**SHORT EXERCISE:** Please repeat all of the rows below word for word, leaving the pictures out.

**DATASET:**
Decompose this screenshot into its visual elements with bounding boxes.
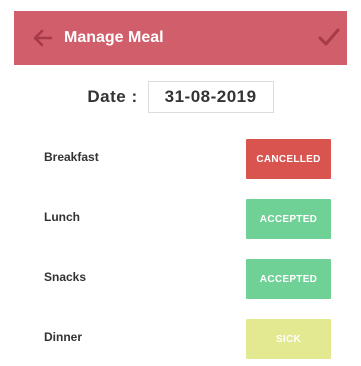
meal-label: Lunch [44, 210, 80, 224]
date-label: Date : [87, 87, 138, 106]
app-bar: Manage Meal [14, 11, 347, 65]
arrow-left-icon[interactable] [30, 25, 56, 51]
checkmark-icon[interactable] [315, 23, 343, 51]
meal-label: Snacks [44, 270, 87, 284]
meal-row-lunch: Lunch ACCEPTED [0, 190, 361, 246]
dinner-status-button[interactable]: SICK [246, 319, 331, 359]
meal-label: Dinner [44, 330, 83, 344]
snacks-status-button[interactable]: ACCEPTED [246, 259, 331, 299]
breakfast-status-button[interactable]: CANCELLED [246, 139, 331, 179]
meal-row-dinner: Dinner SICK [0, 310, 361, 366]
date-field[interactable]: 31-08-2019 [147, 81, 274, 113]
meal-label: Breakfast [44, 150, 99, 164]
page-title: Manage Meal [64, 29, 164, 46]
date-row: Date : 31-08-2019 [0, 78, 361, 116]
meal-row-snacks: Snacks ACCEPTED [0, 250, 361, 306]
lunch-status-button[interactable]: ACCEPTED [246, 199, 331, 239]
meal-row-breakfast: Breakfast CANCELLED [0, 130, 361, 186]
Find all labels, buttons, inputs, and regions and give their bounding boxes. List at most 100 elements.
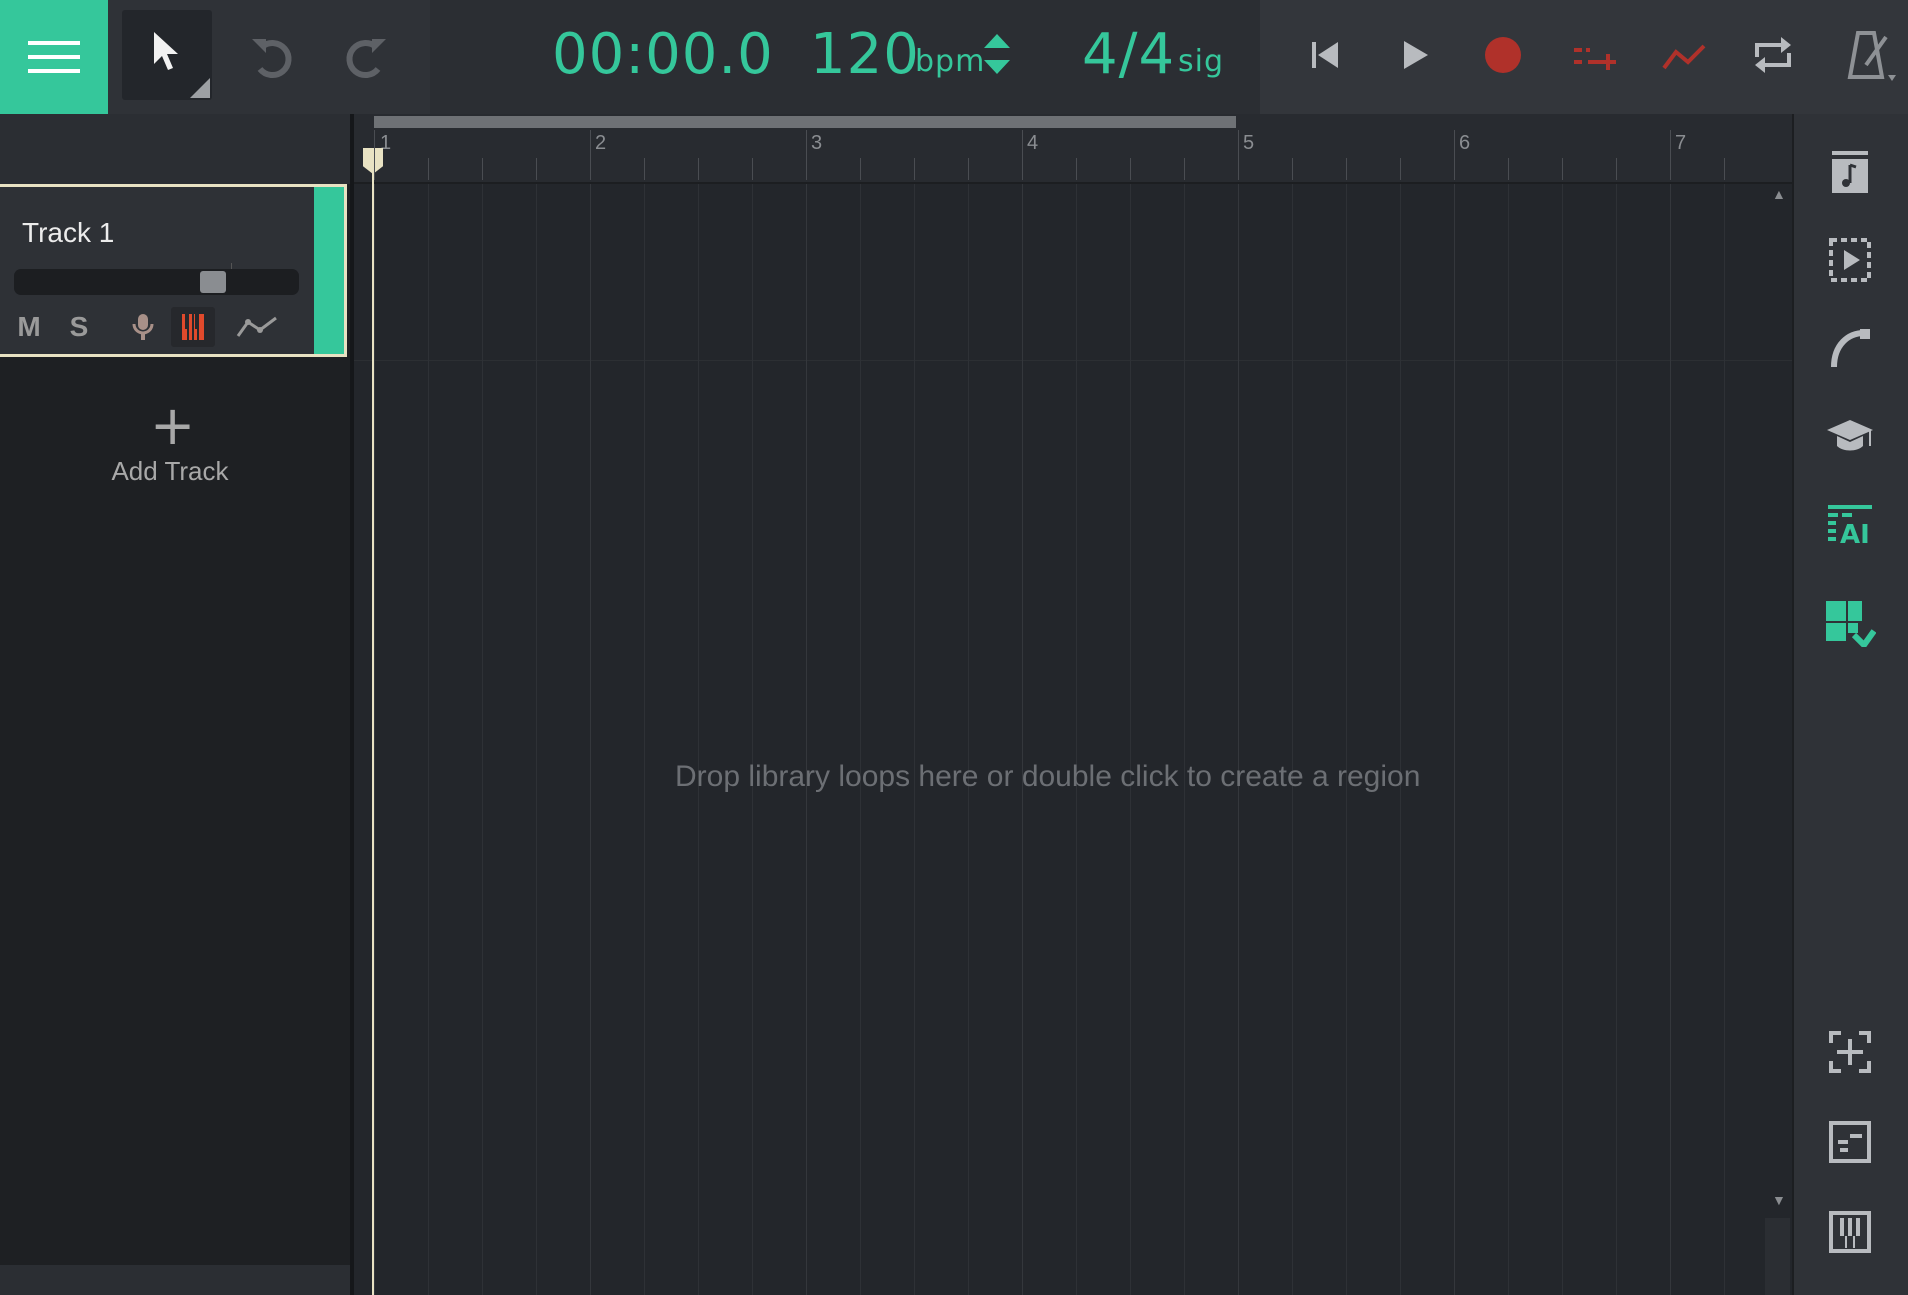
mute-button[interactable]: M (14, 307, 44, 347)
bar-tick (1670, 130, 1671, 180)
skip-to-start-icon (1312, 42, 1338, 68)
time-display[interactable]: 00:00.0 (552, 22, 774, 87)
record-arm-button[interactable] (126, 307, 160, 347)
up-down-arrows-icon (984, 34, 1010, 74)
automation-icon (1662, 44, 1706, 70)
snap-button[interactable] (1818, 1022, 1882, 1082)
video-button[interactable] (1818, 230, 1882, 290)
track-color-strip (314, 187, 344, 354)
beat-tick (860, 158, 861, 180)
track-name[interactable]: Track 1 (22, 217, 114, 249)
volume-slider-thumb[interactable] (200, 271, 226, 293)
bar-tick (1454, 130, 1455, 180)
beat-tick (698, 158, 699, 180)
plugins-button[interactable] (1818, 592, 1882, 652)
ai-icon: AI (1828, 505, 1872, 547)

**SOLUTION FOR THIS PROBLEM:**
Decompose this screenshot into its visual elements with bounding boxes.
meal-label: Lunch [44, 210, 80, 224]
date-label: Date : [87, 87, 138, 106]
app-bar: Manage Meal [14, 11, 347, 65]
arrow-left-icon[interactable] [30, 25, 56, 51]
checkmark-icon[interactable] [315, 23, 343, 51]
meal-label: Snacks [44, 270, 87, 284]
meal-row-lunch: Lunch ACCEPTED [0, 190, 361, 246]
dinner-status-button[interactable]: SICK [246, 319, 331, 359]
meal-label: Dinner [44, 330, 83, 344]
snacks-status-button[interactable]: ACCEPTED [246, 259, 331, 299]
breakfast-status-button[interactable]: CANCELLED [246, 139, 331, 179]
meal-row-dinner: Dinner SICK [0, 310, 361, 366]
date-field[interactable]: 31-08-2019 [147, 81, 274, 113]
meal-label: Breakfast [44, 150, 99, 164]
page-title: Manage Meal [64, 29, 164, 46]
date-row: Date : 31-08-2019 [0, 78, 361, 116]
meal-row-snacks: Snacks ACCEPTED [0, 250, 361, 306]
lunch-status-button[interactable]: ACCEPTED [246, 199, 331, 239]
meal-row-breakfast: Breakfast CANCELLED [0, 130, 361, 186]
Find all labels, buttons, inputs, and regions and give their bounding boxes. List at most 100 elements.
mute-button[interactable]: M (14, 307, 44, 347)
bar-tick (1670, 130, 1671, 180)
skip-to-start-icon (1312, 42, 1338, 68)
time-display[interactable]: 00:00.0 (552, 22, 774, 87)
record-arm-button[interactable] (126, 307, 160, 347)
up-down-arrows-icon (984, 34, 1010, 74)
automation-icon (1662, 44, 1706, 70)
snap-button[interactable] (1818, 1022, 1882, 1082)
video-button[interactable] (1818, 230, 1882, 290)
track-color-strip (314, 187, 344, 354)
beat-tick (860, 158, 861, 180)
track-name[interactable]: Track 1 (22, 217, 114, 249)
volume-slider-thumb[interactable] (200, 271, 226, 293)
bar-tick (1454, 130, 1455, 180)
beat-tick (698, 158, 699, 180)
plugins-button[interactable] (1818, 592, 1882, 652)
ai-icon: AI (1828, 505, 1872, 547)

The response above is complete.